> _Task directions_
Every line below should be repeated exactly.

(Records about charts and figures)
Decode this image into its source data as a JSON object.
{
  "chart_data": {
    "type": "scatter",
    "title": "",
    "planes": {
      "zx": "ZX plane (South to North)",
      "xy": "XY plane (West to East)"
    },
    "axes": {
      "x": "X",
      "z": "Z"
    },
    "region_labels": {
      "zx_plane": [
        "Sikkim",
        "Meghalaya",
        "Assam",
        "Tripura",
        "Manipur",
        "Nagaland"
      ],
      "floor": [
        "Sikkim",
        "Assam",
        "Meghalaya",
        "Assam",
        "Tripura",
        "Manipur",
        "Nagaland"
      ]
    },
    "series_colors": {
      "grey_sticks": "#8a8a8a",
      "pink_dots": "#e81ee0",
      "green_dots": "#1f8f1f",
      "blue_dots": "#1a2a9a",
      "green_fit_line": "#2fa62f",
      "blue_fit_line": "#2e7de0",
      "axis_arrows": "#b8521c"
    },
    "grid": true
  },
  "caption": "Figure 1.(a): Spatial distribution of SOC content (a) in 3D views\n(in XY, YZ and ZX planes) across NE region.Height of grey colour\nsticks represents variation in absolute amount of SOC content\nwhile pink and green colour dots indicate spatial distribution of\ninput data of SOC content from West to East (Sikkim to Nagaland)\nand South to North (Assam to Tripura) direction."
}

> _Result_
Decode this image into its source data as a JSON object.
{
  "chart_data": {
    "type": "scatter",
    "title": "",
    "planes": {
      "zx": "ZX plane (South to North)",
      "xy": "XY plane (West to East)"
    },
    "axes": {
      "x": "X",
      "z": "Z"
    },
    "region_labels": {
      "zx_plane": [
        "Sikkim",
        "Meghalaya",
        "Assam",
        "Tripura",
        "Manipur",
        "Nagaland"
      ],
      "floor": [
        "Sikkim",
        "Assam",
        "Meghalaya",
        "Assam",
        "Tripura",
        "Manipur",
        "Nagaland"
      ]
    },
    "series_colors": {
      "grey_sticks": "#8a8a8a",
      "pink_dots": "#e81ee0",
      "green_dots": "#1f8f1f",
      "blue_dots": "#1a2a9a",
      "green_fit_line": "#2fa62f",
      "blue_fit_line": "#2e7de0",
      "axis_arrows": "#b8521c"
    },
    "grid": true
  },
  "caption": "Figure 1.(a): Spatial distribution of SOC content (a) in 3D views\n(in XY, YZ and ZX planes) across NE region.Height of grey colour\nsticks represents variation in absolute amount of SOC content\nwhile pink and green colour dots indicate spatial distribution of\ninput data of SOC content from West to East (Sikkim to Nagaland)\nand South to North (Assam to Tripura) direction."
}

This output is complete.